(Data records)
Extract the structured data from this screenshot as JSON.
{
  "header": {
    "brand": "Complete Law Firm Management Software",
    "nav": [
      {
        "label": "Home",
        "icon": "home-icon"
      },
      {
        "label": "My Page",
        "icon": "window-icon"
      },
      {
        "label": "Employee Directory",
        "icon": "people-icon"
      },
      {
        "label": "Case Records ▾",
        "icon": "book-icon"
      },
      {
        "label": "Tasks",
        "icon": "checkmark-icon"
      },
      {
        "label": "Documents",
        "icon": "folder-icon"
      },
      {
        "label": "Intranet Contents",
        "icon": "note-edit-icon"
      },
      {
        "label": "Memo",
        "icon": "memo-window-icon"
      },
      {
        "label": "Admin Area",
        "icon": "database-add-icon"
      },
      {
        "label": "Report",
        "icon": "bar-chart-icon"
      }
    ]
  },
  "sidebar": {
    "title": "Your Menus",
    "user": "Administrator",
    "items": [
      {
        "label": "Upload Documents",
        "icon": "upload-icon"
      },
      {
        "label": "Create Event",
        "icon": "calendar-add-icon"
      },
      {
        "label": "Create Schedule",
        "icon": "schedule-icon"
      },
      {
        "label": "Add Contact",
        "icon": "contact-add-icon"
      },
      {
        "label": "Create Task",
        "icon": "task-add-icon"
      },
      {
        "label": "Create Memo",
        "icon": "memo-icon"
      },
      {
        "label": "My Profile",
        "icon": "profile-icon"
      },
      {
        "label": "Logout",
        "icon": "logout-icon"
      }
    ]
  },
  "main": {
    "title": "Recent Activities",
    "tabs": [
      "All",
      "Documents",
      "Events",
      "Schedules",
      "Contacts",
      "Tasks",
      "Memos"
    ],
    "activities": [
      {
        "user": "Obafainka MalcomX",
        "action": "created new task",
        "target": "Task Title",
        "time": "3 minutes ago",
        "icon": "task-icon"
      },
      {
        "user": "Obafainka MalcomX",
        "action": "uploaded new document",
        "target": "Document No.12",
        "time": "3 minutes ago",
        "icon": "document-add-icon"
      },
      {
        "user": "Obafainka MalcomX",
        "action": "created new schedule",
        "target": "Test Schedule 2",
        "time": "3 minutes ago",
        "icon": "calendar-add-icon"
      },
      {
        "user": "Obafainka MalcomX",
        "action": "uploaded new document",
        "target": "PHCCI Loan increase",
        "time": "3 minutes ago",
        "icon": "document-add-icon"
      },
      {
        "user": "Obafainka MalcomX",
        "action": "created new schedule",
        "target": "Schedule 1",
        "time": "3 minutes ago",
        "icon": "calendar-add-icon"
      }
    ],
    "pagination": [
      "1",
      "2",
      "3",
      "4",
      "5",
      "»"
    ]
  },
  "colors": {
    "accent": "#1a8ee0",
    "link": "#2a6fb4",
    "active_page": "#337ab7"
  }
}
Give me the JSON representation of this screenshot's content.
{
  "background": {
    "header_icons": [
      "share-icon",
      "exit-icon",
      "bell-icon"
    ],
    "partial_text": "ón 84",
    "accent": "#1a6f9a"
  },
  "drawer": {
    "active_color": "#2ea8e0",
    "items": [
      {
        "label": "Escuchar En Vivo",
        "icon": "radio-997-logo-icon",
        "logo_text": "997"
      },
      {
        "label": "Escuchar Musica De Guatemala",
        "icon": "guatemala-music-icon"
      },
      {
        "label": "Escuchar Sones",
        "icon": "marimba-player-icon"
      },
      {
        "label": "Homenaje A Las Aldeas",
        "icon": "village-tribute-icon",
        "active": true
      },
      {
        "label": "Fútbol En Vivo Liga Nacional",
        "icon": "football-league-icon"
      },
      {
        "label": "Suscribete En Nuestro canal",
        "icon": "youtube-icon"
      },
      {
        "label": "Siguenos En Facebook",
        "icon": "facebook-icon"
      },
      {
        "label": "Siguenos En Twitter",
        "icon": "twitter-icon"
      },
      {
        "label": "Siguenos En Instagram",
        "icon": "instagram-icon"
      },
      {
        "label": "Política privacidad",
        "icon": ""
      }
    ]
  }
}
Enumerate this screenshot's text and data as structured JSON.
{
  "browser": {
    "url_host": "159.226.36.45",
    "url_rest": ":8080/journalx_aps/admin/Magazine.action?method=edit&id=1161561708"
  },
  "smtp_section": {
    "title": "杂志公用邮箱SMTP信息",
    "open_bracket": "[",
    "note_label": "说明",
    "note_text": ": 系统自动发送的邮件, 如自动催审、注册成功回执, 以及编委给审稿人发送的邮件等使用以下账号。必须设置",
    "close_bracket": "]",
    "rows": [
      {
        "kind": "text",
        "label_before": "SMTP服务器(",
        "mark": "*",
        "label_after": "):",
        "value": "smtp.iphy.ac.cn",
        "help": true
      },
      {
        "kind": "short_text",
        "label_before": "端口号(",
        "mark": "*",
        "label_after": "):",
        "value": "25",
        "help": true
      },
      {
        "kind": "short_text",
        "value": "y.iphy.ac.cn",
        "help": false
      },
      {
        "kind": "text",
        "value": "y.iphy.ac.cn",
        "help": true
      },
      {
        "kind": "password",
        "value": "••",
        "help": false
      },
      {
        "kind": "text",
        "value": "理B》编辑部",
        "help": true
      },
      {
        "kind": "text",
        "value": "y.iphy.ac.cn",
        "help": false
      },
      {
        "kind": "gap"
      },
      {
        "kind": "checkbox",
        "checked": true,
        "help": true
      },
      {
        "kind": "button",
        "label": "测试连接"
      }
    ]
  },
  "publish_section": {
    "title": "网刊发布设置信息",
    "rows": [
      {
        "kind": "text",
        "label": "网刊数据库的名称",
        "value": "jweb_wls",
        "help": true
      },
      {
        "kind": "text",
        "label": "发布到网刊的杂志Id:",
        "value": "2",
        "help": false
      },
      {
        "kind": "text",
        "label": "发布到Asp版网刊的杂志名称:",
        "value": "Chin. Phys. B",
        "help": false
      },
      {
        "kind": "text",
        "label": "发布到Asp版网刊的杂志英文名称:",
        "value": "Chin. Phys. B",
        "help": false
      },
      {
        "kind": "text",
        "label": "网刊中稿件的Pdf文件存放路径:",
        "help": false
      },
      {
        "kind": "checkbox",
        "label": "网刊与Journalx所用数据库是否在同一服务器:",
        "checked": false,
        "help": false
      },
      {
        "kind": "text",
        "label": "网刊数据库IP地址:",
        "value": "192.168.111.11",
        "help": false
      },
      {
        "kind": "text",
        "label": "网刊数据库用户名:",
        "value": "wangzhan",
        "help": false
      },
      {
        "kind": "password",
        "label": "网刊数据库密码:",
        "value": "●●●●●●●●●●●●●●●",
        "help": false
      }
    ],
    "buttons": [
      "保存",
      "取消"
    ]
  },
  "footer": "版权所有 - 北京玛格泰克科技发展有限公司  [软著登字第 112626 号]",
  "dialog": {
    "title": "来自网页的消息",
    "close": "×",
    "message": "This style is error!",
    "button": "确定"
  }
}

• [Direction]: Repeat every record, keeping each word and mark exactly as it is.

• [Result for this task]:
Extract the structured data from this screenshot as JSON.
{
  "header": {
    "brand": "Complete Law Firm Management Software",
    "nav": [
      {
        "label": "Home",
        "icon": "home-icon"
      },
      {
        "label": "My Page",
        "icon": "window-icon"
      },
      {
        "label": "Employee Directory",
        "icon": "people-icon"
      },
      {
        "label": "Case Records ▾",
        "icon": "book-icon"
      },
      {
        "label": "Tasks",
        "icon": "checkmark-icon"
      },
      {
        "label": "Documents",
        "icon": "folder-icon"
      },
      {
        "label": "Intranet Contents",
        "icon": "note-edit-icon"
      },
      {
        "label": "Memo",
        "icon": "memo-window-icon"
      },
      {
        "label": "Admin Area",
        "icon": "database-add-icon"
      },
      {
        "label": "Report",
        "icon": "bar-chart-icon"
      }
    ]
  },
  "sidebar": {
    "title": "Your Menus",
    "user": "Administrator",
    "items": [
      {
        "label": "Upload Documents",
        "icon": "upload-icon"
      },
      {
        "label": "Create Event",
        "icon": "calendar-add-icon"
      },
      {
        "label": "Create Schedule",
        "icon": "schedule-icon"
      },
      {
        "label": "Add Contact",
        "icon": "contact-add-icon"
      },
      {
        "label": "Create Task",
        "icon": "task-add-icon"
      },
      {
        "label": "Create Memo",
        "icon": "memo-icon"
      },
      {
        "label": "My Profile",
        "icon": "profile-icon"
      },
      {
        "label": "Logout",
        "icon": "logout-icon"
      }
    ]
  },
  "main": {
    "title": "Recent Activities",
    "tabs": [
      "All",
      "Documents",
      "Events",
      "Schedules",
      "Contacts",
      "Tasks",
      "Memos"
    ],
    "activities": [
      {
        "user": "Obafainka MalcomX",
        "action": "created new task",
        "target": "Task Title",
        "time": "3 minutes ago",
        "icon": "task-icon"
      },
      {
        "user": "Obafainka MalcomX",
        "action": "uploaded new document",
        "target": "Document No.12",
        "time": "3 minutes ago",
        "icon": "document-add-icon"
      },
      {
        "user": "Obafainka MalcomX",
        "action": "created new schedule",
        "target": "Test Schedule 2",
        "time": "3 minutes ago",
        "icon": "calendar-add-icon"
      },
      {
        "user": "Obafainka MalcomX",
        "action": "uploaded new document",
        "target": "PHCCI Loan increase",
        "time": "3 minutes ago",
        "icon": "document-add-icon"
      },
      {
        "user": "Obafainka MalcomX",
        "action": "created new schedule",
        "target": "Schedule 1",
        "time": "3 minutes ago",
        "icon": "calendar-add-icon"
      }
    ],
    "pagination": [
      "1",
      "2",
      "3",
      "4",
      "5",
      "»"
    ]
  },
  "colors": {
    "accent": "#1a8ee0",
    "link": "#2a6fb4",
    "active_page": "#337ab7"
  }
}
Give me the JSON representation of this screenshot's content.
{
  "background": {
    "header_icons": [
      "share-icon",
      "exit-icon",
      "bell-icon"
    ],
    "partial_text": "ón 84",
    "accent": "#1a6f9a"
  },
  "drawer": {
    "active_color": "#2ea8e0",
    "items": [
      {
        "label": "Escuchar En Vivo",
        "icon": "radio-997-logo-icon",
        "logo_text": "997"
      },
      {
        "label": "Escuchar Musica De Guatemala",
        "icon": "guatemala-music-icon"
      },
      {
        "label": "Escuchar Sones",
        "icon": "marimba-player-icon"
      },
      {
        "label": "Homenaje A Las Aldeas",
        "icon": "village-tribute-icon",
        "active": true
      },
      {
        "label": "Fútbol En Vivo Liga Nacional",
        "icon": "football-league-icon"
      },
      {
        "label": "Suscribete En Nuestro canal",
        "icon": "youtube-icon"
      },
      {
        "label": "Siguenos En Facebook",
        "icon": "facebook-icon"
      },
      {
        "label": "Siguenos En Twitter",
        "icon": "twitter-icon"
      },
      {
        "label": "Siguenos En Instagram",
        "icon": "instagram-icon"
      },
      {
        "label": "Política privacidad",
        "icon": ""
      }
    ]
  }
}
Enumerate this screenshot's text and data as structured JSON.
{
  "browser": {
    "url_host": "159.226.36.45",
    "url_rest": ":8080/journalx_aps/admin/Magazine.action?method=edit&id=1161561708"
  },
  "smtp_section": {
    "title": "杂志公用邮箱SMTP信息",
    "open_bracket": "[",
    "note_label": "说明",
    "note_text": ": 系统自动发送的邮件, 如自动催审、注册成功回执, 以及编委给审稿人发送的邮件等使用以下账号。必须设置",
    "close_bracket": "]",
    "rows": [
      {
        "kind": "text",
        "label_before": "SMTP服务器(",
        "mark": "*",
        "label_after": "):",
        "value": "smtp.iphy.ac.cn",
        "help": true
      },
      {
        "kind": "short_text",
        "label_before": "端口号(",
        "mark": "*",
        "label_after": "):",
        "value": "25",
        "help": true
      },
      {
        "kind": "short_text",
        "value": "y.iphy.ac.cn",
        "help": false
      },
      {
        "kind": "text",
        "value": "y.iphy.ac.cn",
        "help": true
      },
      {
        "kind": "password",
        "value": "••",
        "help": false
      },
      {
        "kind": "text",
        "value": "理B》编辑部",
        "help": true
      },
      {
        "kind": "text",
        "value": "y.iphy.ac.cn",
        "help": false
      },
      {
        "kind": "gap"
      },
      {
        "kind": "checkbox",
        "checked": true,
        "help": true
      },
      {
        "kind": "button",
        "label": "测试连接"
      }
    ]
  },
  "publish_section": {
    "title": "网刊发布设置信息",
    "rows": [
      {
        "kind": "text",
        "label": "网刊数据库的名称",
        "value": "jweb_wls",
        "help": true
      },
      {
        "kind": "text",
        "label": "发布到网刊的杂志Id:",
        "value": "2",
        "help": false
      },
      {
        "kind": "text",
        "label": "发布到Asp版网刊的杂志名称:",
        "value": "Chin. Phys. B",
        "help": false
      },
      {
        "kind": "text",
        "label": "发布到Asp版网刊的杂志英文名称:",
        "value": "Chin. Phys. B",
        "help": false
      },
      {
        "kind": "text",
        "label": "网刊中稿件的Pdf文件存放路径:",
        "help": false
      },
      {
        "kind": "checkbox",
        "label": "网刊与Journalx所用数据库是否在同一服务器:",
        "checked": false,
        "help": false
      },
      {
        "kind": "text",
        "label": "网刊数据库IP地址:",
        "value": "192.168.111.11",
        "help": false
      },
      {
        "kind": "text",
        "label": "网刊数据库用户名:",
        "value": "wangzhan",
        "help": false
      },
      {
        "kind": "password",
        "label": "网刊数据库密码:",
        "value": "●●●●●●●●●●●●●●●",
        "help": false
      }
    ],
    "buttons": [
      "保存",
      "取消"
    ]
  },
  "footer": "版权所有 - 北京玛格泰克科技发展有限公司  [软著登字第 112626 号]",
  "dialog": {
    "title": "来自网页的消息",
    "close": "×",
    "message": "This style is error!",
    "button": "确定"
  }
}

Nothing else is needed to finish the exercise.